Exercise description —
Retype the records below word for word and omit any image.
------ Records ------
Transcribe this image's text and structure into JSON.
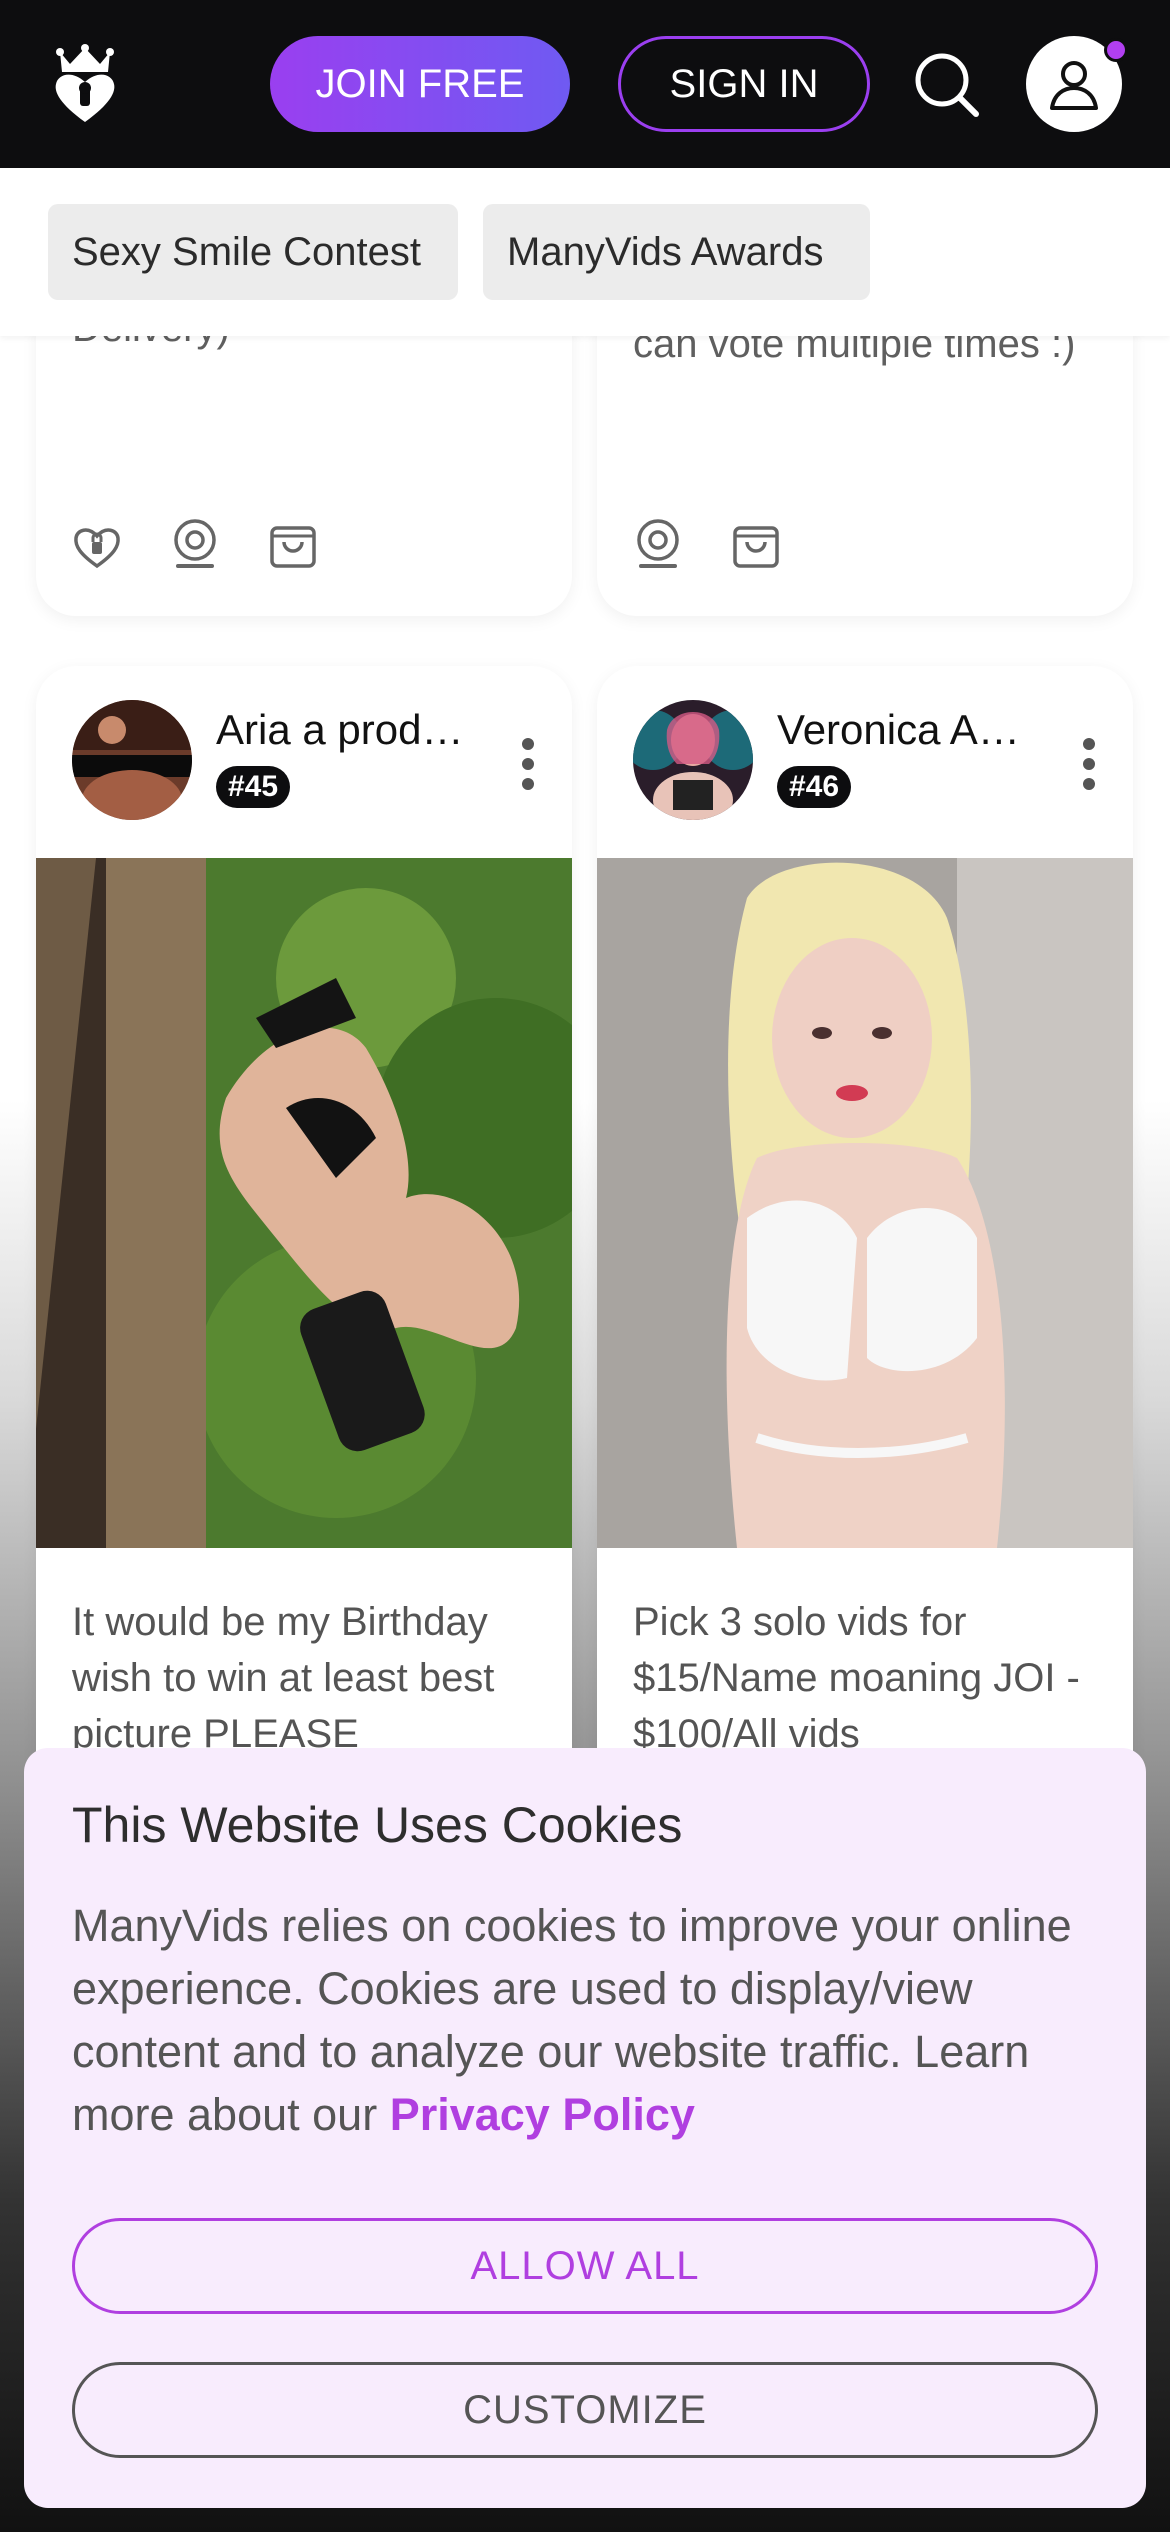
{
  "header": {
    "logo_icon": "crown-heart-logo-icon",
    "join_label": "JOIN FREE",
    "signin_label": "SIGN IN",
    "search_icon": "search-icon",
    "account_icon": "user-icon",
    "accent_color": "#9a3ff0"
  },
  "tags": [
    {
      "label": "Sexy Smile Contest"
    },
    {
      "label": "ManyVids Awards"
    }
  ],
  "top_cards": [
    {
      "description": "Delivery)",
      "icons": [
        "lock-heart-icon",
        "webcam-icon",
        "shopping-bag-icon"
      ]
    },
    {
      "description": "vids msg me after u vote, can vote multiple times :)",
      "icons": [
        "webcam-icon",
        "shopping-bag-icon"
      ]
    }
  ],
  "cards": [
    {
      "name": "Aria a prod…",
      "rank": "#45",
      "description": "It would be my Birthday wish to win at least best picture PLEASE"
    },
    {
      "name": "Veronica A…",
      "rank": "#46",
      "description": "Pick 3 solo vids for $15/Name moaning JOI - $100/All vids"
    }
  ],
  "cookie": {
    "title": "This Website Uses Cookies",
    "text": "ManyVids relies on cookies to improve your online experience. Cookies are used to display/view content and to analyze our website traffic. Learn more about our ",
    "link_label": "Privacy Policy",
    "allow_label": "ALLOW ALL",
    "customize_label": "CUSTOMIZE"
  }
}
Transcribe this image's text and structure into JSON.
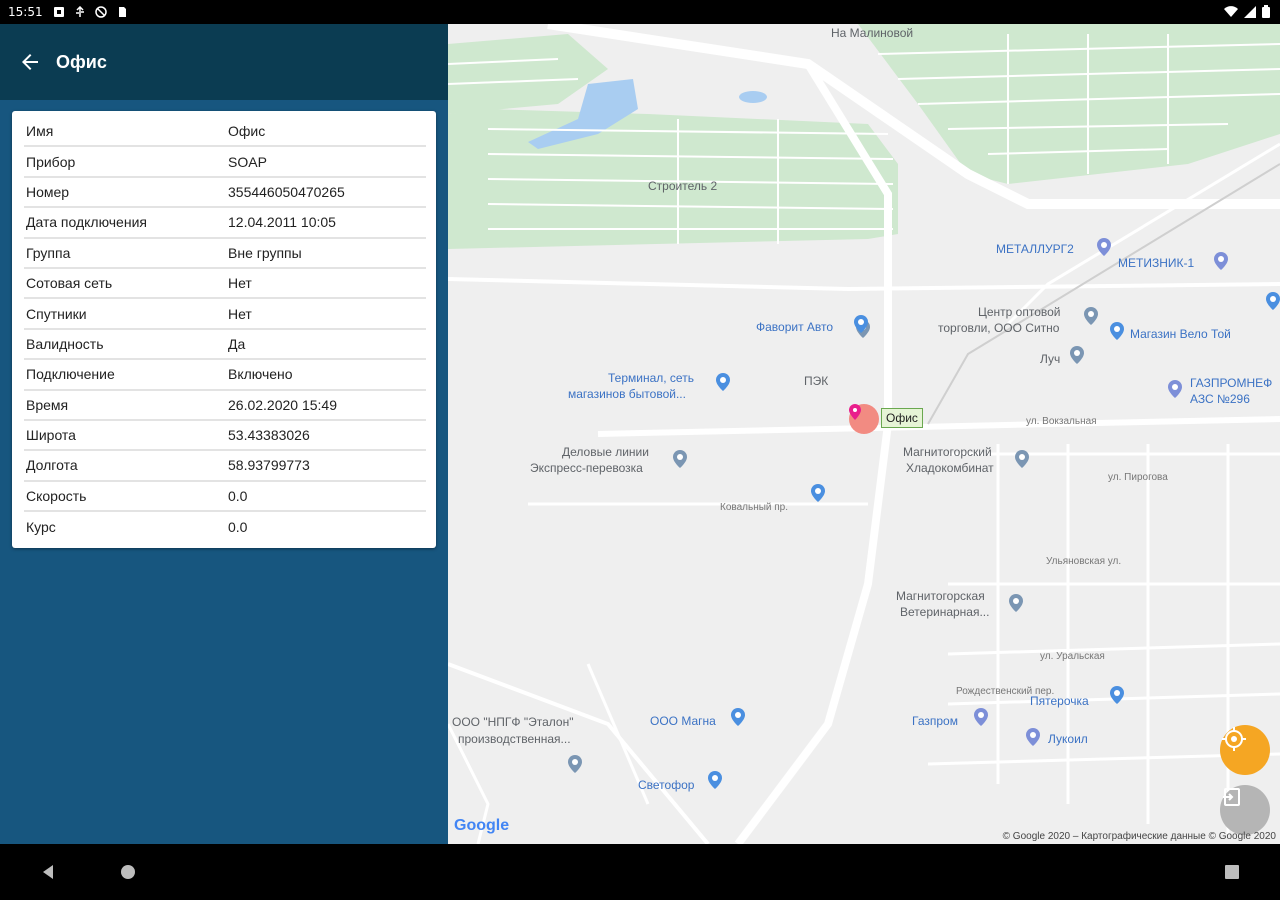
{
  "status_bar": {
    "time": "15:51"
  },
  "app_bar": {
    "title": "Офис"
  },
  "details": [
    {
      "key": "Имя",
      "value": "Офис"
    },
    {
      "key": "Прибор",
      "value": "SOAP"
    },
    {
      "key": "Номер",
      "value": "355446050470265"
    },
    {
      "key": "Дата подключения",
      "value": "12.04.2011 10:05"
    },
    {
      "key": "Группа",
      "value": "Вне группы"
    },
    {
      "key": "Сотовая сеть",
      "value": "Нет"
    },
    {
      "key": "Спутники",
      "value": "Нет"
    },
    {
      "key": "Валидность",
      "value": "Да"
    },
    {
      "key": "Подключение",
      "value": "Включено"
    },
    {
      "key": "Время",
      "value": "26.02.2020 15:49"
    },
    {
      "key": "Широта",
      "value": "53.43383026"
    },
    {
      "key": "Долгота",
      "value": "58.93799773"
    },
    {
      "key": "Скорость",
      "value": "0.0"
    },
    {
      "key": "Курс",
      "value": "0.0"
    }
  ],
  "map": {
    "marker_label": "Офис",
    "labels": {
      "na_malinovoy": "На Малиновой",
      "stroitel2": "Строитель 2",
      "metallurg2": "МЕТАЛЛУРГ2",
      "metiznik1": "МЕТИЗНИК-1",
      "favorit": "Фаворит Авто",
      "center1": "Центр оптовой",
      "center2": "торговли, ООО Ситно",
      "velo": "Магазин Вело Той",
      "luch": "Луч",
      "pek": "ПЭК",
      "terminal1": "Терминал, сеть",
      "terminal2": "магазинов бытовой...",
      "gazprom1": "ГАЗПРОМНЕФ",
      "gazprom2": "АЗС №296",
      "vokzalnaya": "ул. Вокзальная",
      "delovye1": "Деловые линии",
      "delovye2": "Экспресс-перевозка",
      "kladkomb1": "Магнитогорский",
      "kladkomb2": "Хладокомбинат",
      "pirogova": "ул. Пирогова",
      "kovalnyi": "Ковальный пр.",
      "vet1": "Магнитогорская",
      "vet2": "Ветеринарная...",
      "ulyanovskaya": "Ульяновская ул.",
      "uralskaya": "ул. Уральская",
      "etalon1": "ООО \"НПГФ \"Эталон\"",
      "etalon2": "производственная...",
      "magna": "ООО Магна",
      "gazprom": "Газпром",
      "pyaterochka": "Пятерочка",
      "lukoil": "Лукоил",
      "svetofor": "Светофор",
      "rozhd": "Рождественский пер."
    },
    "google": "Google",
    "copyright": "© Google 2020 – Картографические данные © Google 2020"
  }
}
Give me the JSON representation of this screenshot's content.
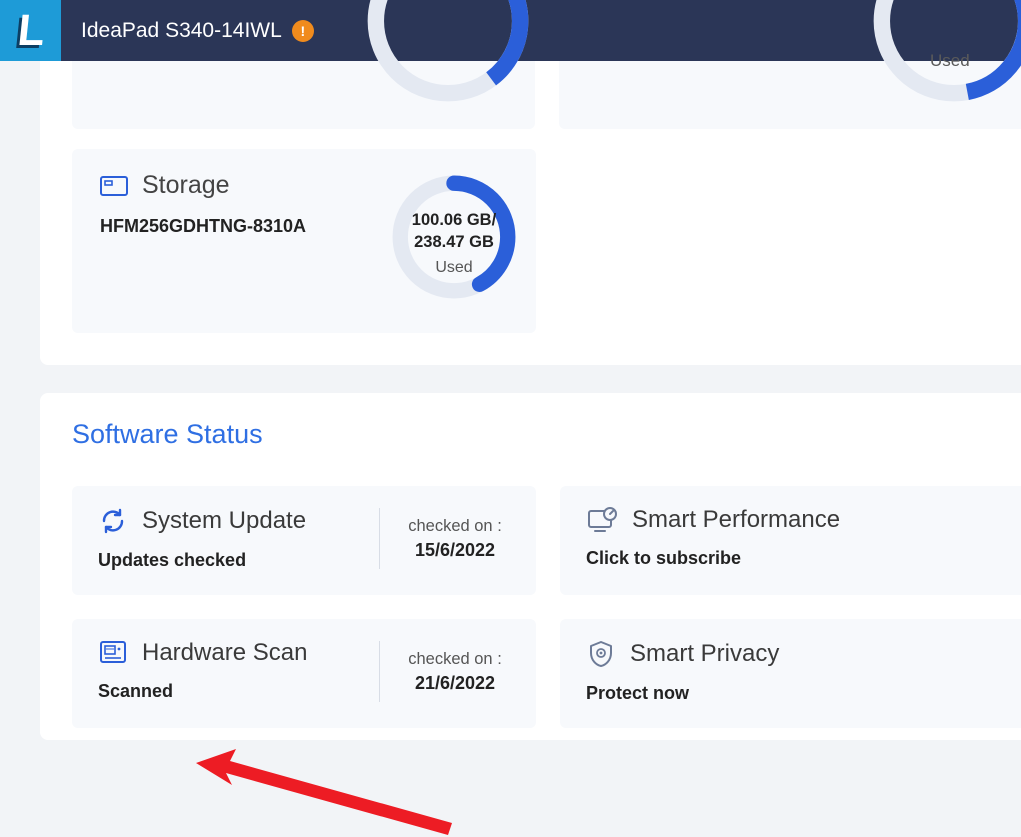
{
  "header": {
    "logo_letter": "L",
    "device_name": "IdeaPad S340-14IWL",
    "alert_symbol": "!"
  },
  "hardware": {
    "partial_right_ring_label": "Used",
    "storage": {
      "title": "Storage",
      "model": "HFM256GDHTNG-8310A",
      "used_gb": "100.06 GB/",
      "total_gb": "238.47 GB",
      "used_label": "Used"
    }
  },
  "software_status": {
    "title": "Software Status",
    "cards": {
      "system_update": {
        "title": "System Update",
        "status": "Updates checked",
        "meta_label": "checked on :",
        "meta_value": "15/6/2022"
      },
      "smart_performance": {
        "title": "Smart Performance",
        "status": "Click to subscribe"
      },
      "hardware_scan": {
        "title": "Hardware Scan",
        "status": "Scanned",
        "meta_label": "checked on :",
        "meta_value": "21/6/2022"
      },
      "smart_privacy": {
        "title": "Smart Privacy",
        "status": "Protect now"
      }
    }
  }
}
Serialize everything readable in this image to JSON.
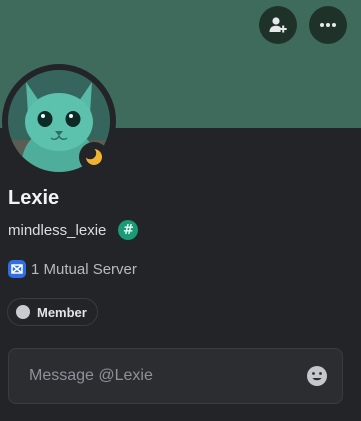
{
  "profile": {
    "display_name": "Lexie",
    "username": "mindless_lexie",
    "banner_color": "#3f6b5c",
    "avatar": "cat-avatar",
    "status_icon": "moon-icon",
    "status": "idle",
    "badge_icon": "hash-badge-icon"
  },
  "actions": {
    "add_friend_icon": "add-friend-icon",
    "more_icon": "more-icon"
  },
  "mutual": {
    "icon": "server-icon",
    "text": "1 Mutual Server"
  },
  "roles": [
    {
      "label": "Member",
      "color": "#c8ccd2"
    }
  ],
  "message": {
    "placeholder": "Message @Lexie",
    "emoji_icon": "emoji-icon"
  }
}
------
Response to this task —
Transcribe this image's text and structure into JSON.
{
  "header": {
    "logo_icon": "crown-heart-logo-icon",
    "join_label": "JOIN FREE",
    "signin_label": "SIGN IN",
    "search_icon": "search-icon",
    "account_icon": "user-icon",
    "accent_color": "#9a3ff0"
  },
  "tags": [
    {
      "label": "Sexy Smile Contest"
    },
    {
      "label": "ManyVids Awards"
    }
  ],
  "top_cards": [
    {
      "description": "Delivery)",
      "icons": [
        "lock-heart-icon",
        "webcam-icon",
        "shopping-bag-icon"
      ]
    },
    {
      "description": "vids msg me after u vote, can vote multiple times :)",
      "icons": [
        "webcam-icon",
        "shopping-bag-icon"
      ]
    }
  ],
  "cards": [
    {
      "name": "Aria a prod…",
      "rank": "#45",
      "description": "It would be my Birthday wish to win at least best picture PLEASE"
    },
    {
      "name": "Veronica A…",
      "rank": "#46",
      "description": "Pick 3 solo vids for $15/Name moaning JOI - $100/All vids"
    }
  ],
  "cookie": {
    "title": "This Website Uses Cookies",
    "text": "ManyVids relies on cookies to improve your online experience. Cookies are used to display/view content and to analyze our website traffic. Learn more about our ",
    "link_label": "Privacy Policy",
    "allow_label": "ALLOW ALL",
    "customize_label": "CUSTOMIZE"
  }
}
Transcribe this image's text and structure into JSON.
{
  "status_bar": {
    "time": "15:51"
  },
  "app_bar": {
    "title": "Офис"
  },
  "details": [
    {
      "key": "Имя",
      "value": "Офис"
    },
    {
      "key": "Прибор",
      "value": "SOAP"
    },
    {
      "key": "Номер",
      "value": "355446050470265"
    },
    {
      "key": "Дата подключения",
      "value": "12.04.2011 10:05"
    },
    {
      "key": "Группа",
      "value": "Вне группы"
    },
    {
      "key": "Сотовая сеть",
      "value": "Нет"
    },
    {
      "key": "Спутники",
      "value": "Нет"
    },
    {
      "key": "Валидность",
      "value": "Да"
    },
    {
      "key": "Подключение",
      "value": "Включено"
    },
    {
      "key": "Время",
      "value": "26.02.2020 15:49"
    },
    {
      "key": "Широта",
      "value": "53.43383026"
    },
    {
      "key": "Долгота",
      "value": "58.93799773"
    },
    {
      "key": "Скорость",
      "value": "0.0"
    },
    {
      "key": "Курс",
      "value": "0.0"
    }
  ],
  "map": {
    "marker_label": "Офис",
    "labels": {
      "na_malinovoy": "На Малиновой",
      "stroitel2": "Строитель 2",
      "metallurg2": "МЕТАЛЛУРГ2",
      "metiznik1": "МЕТИЗНИК-1",
      "favorit": "Фаворит Авто",
      "center1": "Центр оптовой",
      "center2": "торговли, ООО Ситно",
      "velo": "Магазин Вело Той",
      "luch": "Луч",
      "pek": "ПЭК",
      "terminal1": "Терминал, сеть",
      "terminal2": "магазинов бытовой...",
      "gazprom1": "ГАЗПРОМНЕФ",
      "gazprom2": "АЗС №296",
      "vokzalnaya": "ул. Вокзальная",
      "delovye1": "Деловые линии",
      "delovye2": "Экспресс-перевозка",
      "kladkomb1": "Магнитогорский",
      "kladkomb2": "Хладокомбинат",
      "pirogova": "ул. Пирогова",
      "kovalnyi": "Ковальный пр.",
      "vet1": "Магнитогорская",
      "vet2": "Ветеринарная...",
      "ulyanovskaya": "Ульяновская ул.",
      "uralskaya": "ул. Уральская",
      "etalon1": "ООО \"НПГФ \"Эталон\"",
      "etalon2": "производственная...",
      "magna": "ООО Магна",
      "gazprom": "Газпром",
      "pyaterochka": "Пятерочка",
      "lukoil": "Лукоил",
      "svetofor": "Светофор",
      "rozhd": "Рождественский пер."
    },
    "google": "Google",
    "copyright": "© Google 2020 – Картографические данные © Google 2020"
  }
}
Give me the JSON representation of this screenshot's content.
{
  "header": {
    "logo_letter": "L",
    "device_name": "IdeaPad S340-14IWL",
    "alert_symbol": "!"
  },
  "hardware": {
    "partial_right_ring_label": "Used",
    "storage": {
      "title": "Storage",
      "model": "HFM256GDHTNG-8310A",
      "used_gb": "100.06 GB/",
      "total_gb": "238.47 GB",
      "used_label": "Used"
    }
  },
  "software_status": {
    "title": "Software Status",
    "cards": {
      "system_update": {
        "title": "System Update",
        "status": "Updates checked",
        "meta_label": "checked on :",
        "meta_value": "15/6/2022"
      },
      "smart_performance": {
        "title": "Smart Performance",
        "status": "Click to subscribe"
      },
      "hardware_scan": {
        "title": "Hardware Scan",
        "status": "Scanned",
        "meta_label": "checked on :",
        "meta_value": "21/6/2022"
      },
      "smart_privacy": {
        "title": "Smart Privacy",
        "status": "Protect now"
      }
    }
  }
}
Serialize everything readable in this image to JSON.
{
  "profile": {
    "display_name": "Lexie",
    "username": "mindless_lexie",
    "banner_color": "#3f6b5c",
    "avatar": "cat-avatar",
    "status_icon": "moon-icon",
    "status": "idle",
    "badge_icon": "hash-badge-icon"
  },
  "actions": {
    "add_friend_icon": "add-friend-icon",
    "more_icon": "more-icon"
  },
  "mutual": {
    "icon": "server-icon",
    "text": "1 Mutual Server"
  },
  "roles": [
    {
      "label": "Member",
      "color": "#c8ccd2"
    }
  ],
  "message": {
    "placeholder": "Message @Lexie",
    "emoji_icon": "emoji-icon"
  }
}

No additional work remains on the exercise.